• [What the exercise asks]: Which lines include the word "this"? Copy each of them.

• [Material provided]:

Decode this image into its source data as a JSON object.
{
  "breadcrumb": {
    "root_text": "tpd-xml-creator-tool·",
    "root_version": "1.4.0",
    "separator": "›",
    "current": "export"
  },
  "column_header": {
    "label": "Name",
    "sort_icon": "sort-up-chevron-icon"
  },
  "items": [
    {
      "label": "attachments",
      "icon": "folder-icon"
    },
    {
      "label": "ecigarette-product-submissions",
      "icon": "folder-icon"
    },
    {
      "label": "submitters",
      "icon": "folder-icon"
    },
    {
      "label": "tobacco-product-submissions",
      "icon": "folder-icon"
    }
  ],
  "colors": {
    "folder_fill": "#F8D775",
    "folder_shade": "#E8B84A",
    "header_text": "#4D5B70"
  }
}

---

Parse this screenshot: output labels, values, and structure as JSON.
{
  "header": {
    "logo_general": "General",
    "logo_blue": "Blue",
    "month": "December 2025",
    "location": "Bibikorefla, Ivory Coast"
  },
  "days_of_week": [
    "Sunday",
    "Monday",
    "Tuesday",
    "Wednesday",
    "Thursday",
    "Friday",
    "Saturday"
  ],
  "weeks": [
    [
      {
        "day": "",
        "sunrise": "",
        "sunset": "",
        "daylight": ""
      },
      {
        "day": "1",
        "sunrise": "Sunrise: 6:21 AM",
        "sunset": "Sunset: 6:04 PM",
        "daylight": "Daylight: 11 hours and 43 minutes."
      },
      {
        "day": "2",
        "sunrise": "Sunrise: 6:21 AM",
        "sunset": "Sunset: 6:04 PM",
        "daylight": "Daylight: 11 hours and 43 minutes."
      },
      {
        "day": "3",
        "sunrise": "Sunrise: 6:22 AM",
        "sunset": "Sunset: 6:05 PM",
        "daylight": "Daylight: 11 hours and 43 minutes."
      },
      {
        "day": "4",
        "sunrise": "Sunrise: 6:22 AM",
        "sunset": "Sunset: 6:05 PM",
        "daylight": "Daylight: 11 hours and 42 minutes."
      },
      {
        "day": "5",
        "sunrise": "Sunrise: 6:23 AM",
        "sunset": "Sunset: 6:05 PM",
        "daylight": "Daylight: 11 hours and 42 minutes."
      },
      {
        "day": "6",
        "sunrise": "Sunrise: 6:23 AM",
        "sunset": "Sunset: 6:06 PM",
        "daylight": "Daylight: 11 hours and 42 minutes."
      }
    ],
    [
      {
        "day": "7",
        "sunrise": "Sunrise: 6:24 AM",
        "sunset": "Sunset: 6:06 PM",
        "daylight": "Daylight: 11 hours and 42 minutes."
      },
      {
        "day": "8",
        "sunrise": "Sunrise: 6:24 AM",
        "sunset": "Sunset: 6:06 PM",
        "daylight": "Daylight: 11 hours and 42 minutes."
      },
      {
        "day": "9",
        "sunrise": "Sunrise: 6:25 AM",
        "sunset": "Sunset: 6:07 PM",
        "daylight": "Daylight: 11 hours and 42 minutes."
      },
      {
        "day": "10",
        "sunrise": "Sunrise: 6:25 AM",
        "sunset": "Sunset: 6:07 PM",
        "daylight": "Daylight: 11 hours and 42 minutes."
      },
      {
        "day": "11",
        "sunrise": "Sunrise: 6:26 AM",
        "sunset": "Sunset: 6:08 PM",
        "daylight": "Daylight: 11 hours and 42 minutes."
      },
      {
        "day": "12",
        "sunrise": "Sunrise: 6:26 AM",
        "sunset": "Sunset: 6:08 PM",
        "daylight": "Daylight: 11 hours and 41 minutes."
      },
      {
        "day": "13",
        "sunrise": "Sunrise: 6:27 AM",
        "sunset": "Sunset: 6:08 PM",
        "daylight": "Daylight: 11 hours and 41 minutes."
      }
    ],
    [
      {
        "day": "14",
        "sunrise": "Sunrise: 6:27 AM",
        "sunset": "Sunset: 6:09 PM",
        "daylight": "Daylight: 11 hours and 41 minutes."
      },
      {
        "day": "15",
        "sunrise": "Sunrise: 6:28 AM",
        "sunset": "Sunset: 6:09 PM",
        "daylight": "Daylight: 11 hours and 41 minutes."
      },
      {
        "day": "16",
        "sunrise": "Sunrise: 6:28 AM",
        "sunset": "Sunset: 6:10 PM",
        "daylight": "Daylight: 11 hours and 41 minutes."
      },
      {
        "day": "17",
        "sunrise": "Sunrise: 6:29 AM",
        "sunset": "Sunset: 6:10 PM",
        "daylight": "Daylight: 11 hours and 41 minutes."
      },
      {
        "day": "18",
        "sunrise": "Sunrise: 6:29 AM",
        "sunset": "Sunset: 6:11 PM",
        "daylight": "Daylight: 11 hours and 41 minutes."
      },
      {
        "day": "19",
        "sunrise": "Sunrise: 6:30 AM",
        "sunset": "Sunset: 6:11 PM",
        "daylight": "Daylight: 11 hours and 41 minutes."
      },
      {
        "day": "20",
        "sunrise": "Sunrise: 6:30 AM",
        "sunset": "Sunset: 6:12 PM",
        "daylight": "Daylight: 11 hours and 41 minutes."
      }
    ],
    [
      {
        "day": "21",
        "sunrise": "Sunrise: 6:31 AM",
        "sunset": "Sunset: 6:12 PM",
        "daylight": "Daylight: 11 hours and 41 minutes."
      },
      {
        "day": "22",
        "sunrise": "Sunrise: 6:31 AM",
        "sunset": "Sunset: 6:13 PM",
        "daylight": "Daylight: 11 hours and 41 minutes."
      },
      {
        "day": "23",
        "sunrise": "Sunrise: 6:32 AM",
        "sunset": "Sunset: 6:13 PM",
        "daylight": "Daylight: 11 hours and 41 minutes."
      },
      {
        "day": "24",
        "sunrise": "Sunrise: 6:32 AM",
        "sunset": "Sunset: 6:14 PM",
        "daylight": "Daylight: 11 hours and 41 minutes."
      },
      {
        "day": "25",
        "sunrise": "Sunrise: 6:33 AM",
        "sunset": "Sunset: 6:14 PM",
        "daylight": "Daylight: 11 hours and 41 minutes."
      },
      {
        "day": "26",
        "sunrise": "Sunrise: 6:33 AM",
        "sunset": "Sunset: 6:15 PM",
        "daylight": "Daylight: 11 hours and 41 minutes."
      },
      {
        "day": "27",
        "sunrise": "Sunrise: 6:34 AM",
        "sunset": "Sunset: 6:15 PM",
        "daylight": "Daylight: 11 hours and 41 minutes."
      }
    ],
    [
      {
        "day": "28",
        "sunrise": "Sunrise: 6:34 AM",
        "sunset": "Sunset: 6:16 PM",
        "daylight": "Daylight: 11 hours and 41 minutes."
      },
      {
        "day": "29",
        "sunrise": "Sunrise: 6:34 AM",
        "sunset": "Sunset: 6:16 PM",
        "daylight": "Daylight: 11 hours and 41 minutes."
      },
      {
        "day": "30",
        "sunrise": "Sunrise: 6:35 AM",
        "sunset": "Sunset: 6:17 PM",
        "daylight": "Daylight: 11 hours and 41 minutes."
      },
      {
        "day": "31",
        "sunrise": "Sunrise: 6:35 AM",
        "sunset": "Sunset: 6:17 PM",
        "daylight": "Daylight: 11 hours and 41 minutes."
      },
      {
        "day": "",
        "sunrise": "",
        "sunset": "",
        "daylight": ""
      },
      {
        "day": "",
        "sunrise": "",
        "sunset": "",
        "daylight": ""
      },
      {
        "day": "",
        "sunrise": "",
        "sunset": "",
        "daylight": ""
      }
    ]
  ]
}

• [Written answer]:
Decode this image into its source data as a JSON object.
Parse this screenshot: output labels, values, and structure as JSON.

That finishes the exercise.